## DO THIS
Each line below should be reproduced without any alteration.

## INPUT ROWS

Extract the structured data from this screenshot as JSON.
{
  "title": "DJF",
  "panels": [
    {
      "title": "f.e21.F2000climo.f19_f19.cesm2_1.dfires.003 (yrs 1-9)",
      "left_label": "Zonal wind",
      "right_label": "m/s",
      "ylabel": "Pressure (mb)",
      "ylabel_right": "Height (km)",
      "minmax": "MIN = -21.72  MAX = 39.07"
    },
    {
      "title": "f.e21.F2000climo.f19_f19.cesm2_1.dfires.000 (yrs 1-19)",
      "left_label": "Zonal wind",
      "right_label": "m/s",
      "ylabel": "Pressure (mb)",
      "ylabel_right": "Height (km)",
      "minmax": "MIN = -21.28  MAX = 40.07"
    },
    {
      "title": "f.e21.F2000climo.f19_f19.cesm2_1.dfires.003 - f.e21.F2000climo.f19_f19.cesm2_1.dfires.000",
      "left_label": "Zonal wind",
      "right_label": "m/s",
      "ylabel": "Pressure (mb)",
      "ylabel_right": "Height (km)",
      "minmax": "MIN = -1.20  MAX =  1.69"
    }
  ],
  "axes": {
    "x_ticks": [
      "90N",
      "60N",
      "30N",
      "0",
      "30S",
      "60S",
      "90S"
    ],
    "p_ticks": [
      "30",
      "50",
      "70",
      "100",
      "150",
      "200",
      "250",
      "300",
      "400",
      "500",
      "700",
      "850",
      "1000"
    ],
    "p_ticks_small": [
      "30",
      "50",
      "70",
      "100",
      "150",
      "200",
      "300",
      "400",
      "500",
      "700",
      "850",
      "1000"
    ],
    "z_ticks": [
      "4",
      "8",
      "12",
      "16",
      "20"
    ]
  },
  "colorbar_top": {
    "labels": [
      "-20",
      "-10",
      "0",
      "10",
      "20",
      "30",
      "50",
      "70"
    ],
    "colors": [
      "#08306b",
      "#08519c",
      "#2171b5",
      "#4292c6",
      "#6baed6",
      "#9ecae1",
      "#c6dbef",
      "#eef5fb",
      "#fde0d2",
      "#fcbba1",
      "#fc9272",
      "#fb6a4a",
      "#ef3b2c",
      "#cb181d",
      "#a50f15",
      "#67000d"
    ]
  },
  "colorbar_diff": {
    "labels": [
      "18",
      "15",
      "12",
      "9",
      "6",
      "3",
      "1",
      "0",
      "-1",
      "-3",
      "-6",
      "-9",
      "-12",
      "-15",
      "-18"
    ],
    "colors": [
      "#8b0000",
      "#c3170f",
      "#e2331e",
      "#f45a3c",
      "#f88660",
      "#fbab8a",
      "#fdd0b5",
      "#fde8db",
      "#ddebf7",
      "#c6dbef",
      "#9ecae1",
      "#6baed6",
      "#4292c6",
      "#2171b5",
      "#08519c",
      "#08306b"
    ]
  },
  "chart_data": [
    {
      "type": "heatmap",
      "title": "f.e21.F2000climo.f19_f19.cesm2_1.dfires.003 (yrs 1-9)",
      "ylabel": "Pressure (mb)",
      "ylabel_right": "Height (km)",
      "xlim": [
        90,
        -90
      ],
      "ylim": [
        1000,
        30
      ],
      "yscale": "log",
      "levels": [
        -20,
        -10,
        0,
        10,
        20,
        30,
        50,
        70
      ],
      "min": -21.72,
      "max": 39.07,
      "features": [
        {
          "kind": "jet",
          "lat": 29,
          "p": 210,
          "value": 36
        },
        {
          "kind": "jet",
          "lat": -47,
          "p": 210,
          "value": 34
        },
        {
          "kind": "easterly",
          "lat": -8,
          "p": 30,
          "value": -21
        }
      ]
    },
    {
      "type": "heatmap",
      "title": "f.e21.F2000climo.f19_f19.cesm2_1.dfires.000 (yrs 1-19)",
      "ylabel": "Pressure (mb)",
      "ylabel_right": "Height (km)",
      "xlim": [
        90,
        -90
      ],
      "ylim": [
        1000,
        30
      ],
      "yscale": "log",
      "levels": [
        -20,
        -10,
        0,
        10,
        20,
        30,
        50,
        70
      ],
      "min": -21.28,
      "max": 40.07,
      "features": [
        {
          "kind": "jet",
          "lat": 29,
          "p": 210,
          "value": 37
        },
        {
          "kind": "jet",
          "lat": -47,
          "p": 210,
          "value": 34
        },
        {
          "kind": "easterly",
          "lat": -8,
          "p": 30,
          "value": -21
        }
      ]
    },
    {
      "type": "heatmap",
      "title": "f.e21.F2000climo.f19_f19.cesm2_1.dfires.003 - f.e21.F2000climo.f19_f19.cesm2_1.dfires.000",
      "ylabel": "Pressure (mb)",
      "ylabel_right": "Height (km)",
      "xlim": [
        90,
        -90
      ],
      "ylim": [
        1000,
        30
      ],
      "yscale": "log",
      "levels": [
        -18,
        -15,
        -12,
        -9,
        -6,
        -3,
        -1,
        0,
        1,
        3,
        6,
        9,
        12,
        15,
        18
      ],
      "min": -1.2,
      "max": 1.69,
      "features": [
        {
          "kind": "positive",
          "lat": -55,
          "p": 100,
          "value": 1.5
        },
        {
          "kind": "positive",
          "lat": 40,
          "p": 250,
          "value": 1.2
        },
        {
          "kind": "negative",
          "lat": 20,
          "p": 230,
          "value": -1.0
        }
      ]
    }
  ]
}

## COMPLETE RESPONSE
Extract the structured data from this screenshot as JSON.
{
  "title": "DJF",
  "panels": [
    {
      "title": "f.e21.F2000climo.f19_f19.cesm2_1.dfires.003 (yrs 1-9)",
      "left_label": "Zonal wind",
      "right_label": "m/s",
      "ylabel": "Pressure (mb)",
      "ylabel_right": "Height (km)",
      "minmax": "MIN = -21.72  MAX = 39.07"
    },
    {
      "title": "f.e21.F2000climo.f19_f19.cesm2_1.dfires.000 (yrs 1-19)",
      "left_label": "Zonal wind",
      "right_label": "m/s",
      "ylabel": "Pressure (mb)",
      "ylabel_right": "Height (km)",
      "minmax": "MIN = -21.28  MAX = 40.07"
    },
    {
      "title": "f.e21.F2000climo.f19_f19.cesm2_1.dfires.003 - f.e21.F2000climo.f19_f19.cesm2_1.dfires.000",
      "left_label": "Zonal wind",
      "right_label": "m/s",
      "ylabel": "Pressure (mb)",
      "ylabel_right": "Height (km)",
      "minmax": "MIN = -1.20  MAX =  1.69"
    }
  ],
  "axes": {
    "x_ticks": [
      "90N",
      "60N",
      "30N",
      "0",
      "30S",
      "60S",
      "90S"
    ],
    "p_ticks": [
      "30",
      "50",
      "70",
      "100",
      "150",
      "200",
      "250",
      "300",
      "400",
      "500",
      "700",
      "850",
      "1000"
    ],
    "p_ticks_small": [
      "30",
      "50",
      "70",
      "100",
      "150",
      "200",
      "300",
      "400",
      "500",
      "700",
      "850",
      "1000"
    ],
    "z_ticks": [
      "4",
      "8",
      "12",
      "16",
      "20"
    ]
  },
  "colorbar_top": {
    "labels": [
      "-20",
      "-10",
      "0",
      "10",
      "20",
      "30",
      "50",
      "70"
    ],
    "colors": [
      "#08306b",
      "#08519c",
      "#2171b5",
      "#4292c6",
      "#6baed6",
      "#9ecae1",
      "#c6dbef",
      "#eef5fb",
      "#fde0d2",
      "#fcbba1",
      "#fc9272",
      "#fb6a4a",
      "#ef3b2c",
      "#cb181d",
      "#a50f15",
      "#67000d"
    ]
  },
  "colorbar_diff": {
    "labels": [
      "18",
      "15",
      "12",
      "9",
      "6",
      "3",
      "1",
      "0",
      "-1",
      "-3",
      "-6",
      "-9",
      "-12",
      "-15",
      "-18"
    ],
    "colors": [
      "#8b0000",
      "#c3170f",
      "#e2331e",
      "#f45a3c",
      "#f88660",
      "#fbab8a",
      "#fdd0b5",
      "#fde8db",
      "#ddebf7",
      "#c6dbef",
      "#9ecae1",
      "#6baed6",
      "#4292c6",
      "#2171b5",
      "#08519c",
      "#08306b"
    ]
  },
  "chart_data": [
    {
      "type": "heatmap",
      "title": "f.e21.F2000climo.f19_f19.cesm2_1.dfires.003 (yrs 1-9)",
      "ylabel": "Pressure (mb)",
      "ylabel_right": "Height (km)",
      "xlim": [
        90,
        -90
      ],
      "ylim": [
        1000,
        30
      ],
      "yscale": "log",
      "levels": [
        -20,
        -10,
        0,
        10,
        20,
        30,
        50,
        70
      ],
      "min": -21.72,
      "max": 39.07,
      "features": [
        {
          "kind": "jet",
          "lat": 29,
          "p": 210,
          "value": 36
        },
        {
          "kind": "jet",
          "lat": -47,
          "p": 210,
          "value": 34
        },
        {
          "kind": "easterly",
          "lat": -8,
          "p": 30,
          "value": -21
        }
      ]
    },
    {
      "type": "heatmap",
      "title": "f.e21.F2000climo.f19_f19.cesm2_1.dfires.000 (yrs 1-19)",
      "ylabel": "Pressure (mb)",
      "ylabel_right": "Height (km)",
      "xlim": [
        90,
        -90
      ],
      "ylim": [
        1000,
        30
      ],
      "yscale": "log",
      "levels": [
        -20,
        -10,
        0,
        10,
        20,
        30,
        50,
        70
      ],
      "min": -21.28,
      "max": 40.07,
      "features": [
        {
          "kind": "jet",
          "lat": 29,
          "p": 210,
          "value": 37
        },
        {
          "kind": "jet",
          "lat": -47,
          "p": 210,
          "value": 34
        },
        {
          "kind": "easterly",
          "lat": -8,
          "p": 30,
          "value": -21
        }
      ]
    },
    {
      "type": "heatmap",
      "title": "f.e21.F2000climo.f19_f19.cesm2_1.dfires.003 - f.e21.F2000climo.f19_f19.cesm2_1.dfires.000",
      "ylabel": "Pressure (mb)",
      "ylabel_right": "Height (km)",
      "xlim": [
        90,
        -90
      ],
      "ylim": [
        1000,
        30
      ],
      "yscale": "log",
      "levels": [
        -18,
        -15,
        -12,
        -9,
        -6,
        -3,
        -1,
        0,
        1,
        3,
        6,
        9,
        12,
        15,
        18
      ],
      "min": -1.2,
      "max": 1.69,
      "features": [
        {
          "kind": "positive",
          "lat": -55,
          "p": 100,
          "value": 1.5
        },
        {
          "kind": "positive",
          "lat": 40,
          "p": 250,
          "value": 1.2
        },
        {
          "kind": "negative",
          "lat": 20,
          "p": 230,
          "value": -1.0
        }
      ]
    }
  ]
}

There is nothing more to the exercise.